### Task directions
Turn the records below into a JSON list of strings, with one string for each line and no blank lines.

Element-and-box listings:

%%

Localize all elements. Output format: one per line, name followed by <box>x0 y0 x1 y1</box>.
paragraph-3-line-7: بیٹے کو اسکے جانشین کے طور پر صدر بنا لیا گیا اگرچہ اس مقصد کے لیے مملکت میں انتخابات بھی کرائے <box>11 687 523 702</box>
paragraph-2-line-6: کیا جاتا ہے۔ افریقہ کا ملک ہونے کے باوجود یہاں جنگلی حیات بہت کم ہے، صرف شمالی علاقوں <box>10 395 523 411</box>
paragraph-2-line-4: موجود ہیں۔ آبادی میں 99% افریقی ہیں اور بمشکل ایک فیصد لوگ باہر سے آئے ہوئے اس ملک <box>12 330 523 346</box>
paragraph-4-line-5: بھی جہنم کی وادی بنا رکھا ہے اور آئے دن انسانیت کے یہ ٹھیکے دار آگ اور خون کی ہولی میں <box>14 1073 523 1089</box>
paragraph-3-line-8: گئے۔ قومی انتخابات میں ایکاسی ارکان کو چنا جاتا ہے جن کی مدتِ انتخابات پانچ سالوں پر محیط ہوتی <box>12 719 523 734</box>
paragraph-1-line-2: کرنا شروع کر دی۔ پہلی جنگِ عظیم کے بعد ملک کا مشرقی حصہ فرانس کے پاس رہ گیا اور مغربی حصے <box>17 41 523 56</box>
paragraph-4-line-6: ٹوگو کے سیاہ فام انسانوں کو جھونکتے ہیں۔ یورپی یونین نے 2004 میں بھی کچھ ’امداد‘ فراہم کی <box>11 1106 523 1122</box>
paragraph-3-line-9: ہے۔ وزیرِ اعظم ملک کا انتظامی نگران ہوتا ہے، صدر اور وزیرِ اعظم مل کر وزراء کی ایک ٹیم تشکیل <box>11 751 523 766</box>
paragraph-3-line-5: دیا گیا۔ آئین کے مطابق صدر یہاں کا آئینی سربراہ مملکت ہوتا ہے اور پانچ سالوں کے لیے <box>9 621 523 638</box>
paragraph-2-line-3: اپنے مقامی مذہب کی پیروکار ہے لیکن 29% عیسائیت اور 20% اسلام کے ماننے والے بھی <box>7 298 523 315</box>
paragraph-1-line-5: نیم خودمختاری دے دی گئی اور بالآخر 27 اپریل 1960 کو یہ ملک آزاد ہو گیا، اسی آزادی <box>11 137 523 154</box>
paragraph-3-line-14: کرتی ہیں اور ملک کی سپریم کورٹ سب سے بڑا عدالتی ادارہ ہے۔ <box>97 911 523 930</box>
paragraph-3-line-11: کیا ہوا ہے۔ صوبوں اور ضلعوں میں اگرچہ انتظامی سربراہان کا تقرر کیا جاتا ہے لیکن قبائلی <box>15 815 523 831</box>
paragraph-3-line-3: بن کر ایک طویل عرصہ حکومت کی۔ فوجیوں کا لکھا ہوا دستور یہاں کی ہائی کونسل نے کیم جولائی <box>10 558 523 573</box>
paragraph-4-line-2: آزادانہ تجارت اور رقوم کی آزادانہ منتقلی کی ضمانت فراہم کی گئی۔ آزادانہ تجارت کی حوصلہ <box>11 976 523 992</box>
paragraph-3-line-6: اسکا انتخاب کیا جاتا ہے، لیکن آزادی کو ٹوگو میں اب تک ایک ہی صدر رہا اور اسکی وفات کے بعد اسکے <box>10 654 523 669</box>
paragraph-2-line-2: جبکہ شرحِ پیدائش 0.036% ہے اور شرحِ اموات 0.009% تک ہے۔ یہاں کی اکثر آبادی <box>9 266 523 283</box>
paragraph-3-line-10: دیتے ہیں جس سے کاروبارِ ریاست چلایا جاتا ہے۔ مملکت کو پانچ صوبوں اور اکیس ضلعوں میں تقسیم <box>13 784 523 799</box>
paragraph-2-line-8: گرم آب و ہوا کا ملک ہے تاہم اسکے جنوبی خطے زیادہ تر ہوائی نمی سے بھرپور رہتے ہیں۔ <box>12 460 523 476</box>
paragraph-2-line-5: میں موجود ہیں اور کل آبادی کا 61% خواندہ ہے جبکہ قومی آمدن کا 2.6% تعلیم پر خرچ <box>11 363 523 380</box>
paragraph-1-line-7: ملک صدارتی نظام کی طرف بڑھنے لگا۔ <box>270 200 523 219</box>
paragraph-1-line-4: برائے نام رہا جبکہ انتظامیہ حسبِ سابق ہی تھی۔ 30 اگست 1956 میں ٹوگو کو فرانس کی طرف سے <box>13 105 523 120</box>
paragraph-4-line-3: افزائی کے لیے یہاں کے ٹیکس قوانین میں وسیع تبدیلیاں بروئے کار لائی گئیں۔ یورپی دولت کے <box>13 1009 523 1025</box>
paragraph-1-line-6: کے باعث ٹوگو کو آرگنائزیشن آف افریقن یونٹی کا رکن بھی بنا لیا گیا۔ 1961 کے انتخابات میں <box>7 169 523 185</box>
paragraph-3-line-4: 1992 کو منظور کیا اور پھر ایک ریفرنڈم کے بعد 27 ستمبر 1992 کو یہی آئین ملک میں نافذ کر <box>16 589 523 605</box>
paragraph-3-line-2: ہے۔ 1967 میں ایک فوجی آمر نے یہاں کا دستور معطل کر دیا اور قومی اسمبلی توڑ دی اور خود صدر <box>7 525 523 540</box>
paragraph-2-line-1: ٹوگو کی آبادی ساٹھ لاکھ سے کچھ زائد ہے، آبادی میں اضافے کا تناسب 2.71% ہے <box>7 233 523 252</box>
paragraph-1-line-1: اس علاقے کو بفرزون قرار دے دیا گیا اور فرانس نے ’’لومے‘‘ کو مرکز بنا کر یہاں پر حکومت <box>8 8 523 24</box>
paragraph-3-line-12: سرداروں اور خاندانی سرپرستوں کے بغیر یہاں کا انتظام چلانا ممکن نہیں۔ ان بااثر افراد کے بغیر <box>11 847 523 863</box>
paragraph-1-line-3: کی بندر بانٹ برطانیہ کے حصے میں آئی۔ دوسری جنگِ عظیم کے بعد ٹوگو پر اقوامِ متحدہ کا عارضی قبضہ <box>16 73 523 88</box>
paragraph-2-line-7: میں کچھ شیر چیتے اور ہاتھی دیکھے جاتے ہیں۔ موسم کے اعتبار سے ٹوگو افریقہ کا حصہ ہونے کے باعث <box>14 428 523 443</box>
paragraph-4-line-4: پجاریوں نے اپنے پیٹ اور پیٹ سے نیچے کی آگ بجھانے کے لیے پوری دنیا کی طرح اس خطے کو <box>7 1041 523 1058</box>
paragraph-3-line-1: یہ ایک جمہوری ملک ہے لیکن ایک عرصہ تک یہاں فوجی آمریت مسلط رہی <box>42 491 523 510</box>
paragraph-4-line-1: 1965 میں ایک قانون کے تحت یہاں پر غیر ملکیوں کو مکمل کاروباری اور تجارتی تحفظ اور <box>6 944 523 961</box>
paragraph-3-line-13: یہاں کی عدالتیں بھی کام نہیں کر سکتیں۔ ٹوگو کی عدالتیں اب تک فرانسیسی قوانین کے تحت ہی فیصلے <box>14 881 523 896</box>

%%

### Full response
[
  "Localize all elements. Output format: one per line, name followed by <box>x0 y0 x1 y1</box>.",
  "paragraph-3-line-7: بیٹے کو اسکے جانشین کے طور پر صدر بنا لیا گیا اگرچہ اس مقصد کے لیے مملکت میں انتخابات بھی کرائے <box>11 687 523 702</box>",
  "paragraph-2-line-6: کیا جاتا ہے۔ افریقہ کا ملک ہونے کے باوجود یہاں جنگلی حیات بہت کم ہے، صرف شمالی علاقوں <box>10 395 523 411</box>",
  "paragraph-2-line-4: موجود ہیں۔ آبادی میں 99% افریقی ہیں اور بمشکل ایک فیصد لوگ باہر سے آئے ہوئے اس ملک <box>12 330 523 346</box>",
  "paragraph-4-line-5: بھی جہنم کی وادی بنا رکھا ہے اور آئے دن انسانیت کے یہ ٹھیکے دار آگ اور خون کی ہولی میں <box>14 1073 523 1089</box>",
  "paragraph-3-line-8: گئے۔ قومی انتخابات میں ایکاسی ارکان کو چنا جاتا ہے جن کی مدتِ انتخابات پانچ سالوں پر محیط ہوتی <box>12 719 523 734</box>",
  "paragraph-1-line-2: کرنا شروع کر دی۔ پہلی جنگِ عظیم کے بعد ملک کا مشرقی حصہ فرانس کے پاس رہ گیا اور مغربی حصے <box>17 41 523 56</box>",
  "paragraph-4-line-6: ٹوگو کے سیاہ فام انسانوں کو جھونکتے ہیں۔ یورپی یونین نے 2004 میں بھی کچھ ’امداد‘ فراہم کی <box>11 1106 523 1122</box>",
  "paragraph-3-line-9: ہے۔ وزیرِ اعظم ملک کا انتظامی نگران ہوتا ہے، صدر اور وزیرِ اعظم مل کر وزراء کی ایک ٹیم تشکیل <box>11 751 523 766</box>",
  "paragraph-3-line-5: دیا گیا۔ آئین کے مطابق صدر یہاں کا آئینی سربراہ مملکت ہوتا ہے اور پانچ سالوں کے لیے <box>9 621 523 638</box>",
  "paragraph-2-line-3: اپنے مقامی مذہب کی پیروکار ہے لیکن 29% عیسائیت اور 20% اسلام کے ماننے والے بھی <box>7 298 523 315</box>",
  "paragraph-1-line-5: نیم خودمختاری دے دی گئی اور بالآخر 27 اپریل 1960 کو یہ ملک آزاد ہو گیا، اسی آزادی <box>11 137 523 154</box>",
  "paragraph-3-line-14: کرتی ہیں اور ملک کی سپریم کورٹ سب سے بڑا عدالتی ادارہ ہے۔ <box>97 911 523 930</box>",
  "paragraph-3-line-11: کیا ہوا ہے۔ صوبوں اور ضلعوں میں اگرچہ انتظامی سربراہان کا تقرر کیا جاتا ہے لیکن قبائلی <box>15 815 523 831</box>",
  "paragraph-3-line-3: بن کر ایک طویل عرصہ حکومت کی۔ فوجیوں کا لکھا ہوا دستور یہاں کی ہائی کونسل نے کیم جولائی <box>10 558 523 573</box>",
  "paragraph-4-line-2: آزادانہ تجارت اور رقوم کی آزادانہ منتقلی کی ضمانت فراہم کی گئی۔ آزادانہ تجارت کی حوصلہ <box>11 976 523 992</box>",
  "paragraph-3-line-6: اسکا انتخاب کیا جاتا ہے، لیکن آزادی کو ٹوگو میں اب تک ایک ہی صدر رہا اور اسکی وفات کے بعد اسکے <box>10 654 523 669</box>",
  "paragraph-2-line-2: جبکہ شرحِ پیدائش 0.036% ہے اور شرحِ اموات 0.009% تک ہے۔ یہاں کی اکثر آبادی <box>9 266 523 283</box>",
  "paragraph-3-line-10: دیتے ہیں جس سے کاروبارِ ریاست چلایا جاتا ہے۔ مملکت کو پانچ صوبوں اور اکیس ضلعوں میں تقسیم <box>13 784 523 799</box>",
  "paragraph-2-line-8: گرم آب و ہوا کا ملک ہے تاہم اسکے جنوبی خطے زیادہ تر ہوائی نمی سے بھرپور رہتے ہیں۔ <box>12 460 523 476</box>",
  "paragraph-2-line-5: میں موجود ہیں اور کل آبادی کا 61% خواندہ ہے جبکہ قومی آمدن کا 2.6% تعلیم پر خرچ <box>11 363 523 380</box>",
  "paragraph-1-line-7: ملک صدارتی نظام کی طرف بڑھنے لگا۔ <box>270 200 523 219</box>",
  "paragraph-1-line-4: برائے نام رہا جبکہ انتظامیہ حسبِ سابق ہی تھی۔ 30 اگست 1956 میں ٹوگو کو فرانس کی طرف سے <box>13 105 523 120</box>",
  "paragraph-4-line-3: افزائی کے لیے یہاں کے ٹیکس قوانین میں وسیع تبدیلیاں بروئے کار لائی گئیں۔ یورپی دولت کے <box>13 1009 523 1025</box>",
  "paragraph-1-line-6: کے باعث ٹوگو کو آرگنائزیشن آف افریقن یونٹی کا رکن بھی بنا لیا گیا۔ 1961 کے انتخابات میں <box>7 169 523 185</box>",
  "paragraph-3-line-4: 1992 کو منظور کیا اور پھر ایک ریفرنڈم کے بعد 27 ستمبر 1992 کو یہی آئین ملک میں نافذ کر <box>16 589 523 605</box>",
  "paragraph-3-line-2: ہے۔ 1967 میں ایک فوجی آمر نے یہاں کا دستور معطل کر دیا اور قومی اسمبلی توڑ دی اور خود صدر <box>7 525 523 540</box>",
  "paragraph-2-line-1: ٹوگو کی آبادی ساٹھ لاکھ سے کچھ زائد ہے، آبادی میں اضافے کا تناسب 2.71% ہے <box>7 233 523 252</box>",
  "paragraph-1-line-1: اس علاقے کو بفرزون قرار دے دیا گیا اور فرانس نے ’’لومے‘‘ کو مرکز بنا کر یہاں پر حکومت <box>8 8 523 24</box>",
  "paragraph-3-line-12: سرداروں اور خاندانی سرپرستوں کے بغیر یہاں کا انتظام چلانا ممکن نہیں۔ ان بااثر افراد کے بغیر <box>11 847 523 863</box>",
  "paragraph-1-line-3: کی بندر بانٹ برطانیہ کے حصے میں آئی۔ دوسری جنگِ عظیم کے بعد ٹوگو پر اقوامِ متحدہ کا عارضی قبضہ <box>16 73 523 88</box>",
  "paragraph-2-line-7: میں کچھ شیر چیتے اور ہاتھی دیکھے جاتے ہیں۔ موسم کے اعتبار سے ٹوگو افریقہ کا حصہ ہونے کے باعث <box>14 428 523 443</box>",
  "paragraph-4-line-4: پجاریوں نے اپنے پیٹ اور پیٹ سے نیچے کی آگ بجھانے کے لیے پوری دنیا کی طرح اس خطے کو <box>7 1041 523 1058</box>",
  "paragraph-3-line-1: یہ ایک جمہوری ملک ہے لیکن ایک عرصہ تک یہاں فوجی آمریت مسلط رہی <box>42 491 523 510</box>",
  "paragraph-4-line-1: 1965 میں ایک قانون کے تحت یہاں پر غیر ملکیوں کو مکمل کاروباری اور تجارتی تحفظ اور <box>6 944 523 961</box>",
  "paragraph-3-line-13: یہاں کی عدالتیں بھی کام نہیں کر سکتیں۔ ٹوگو کی عدالتیں اب تک فرانسیسی قوانین کے تحت ہی فیصلے <box>14 881 523 896</box>"
]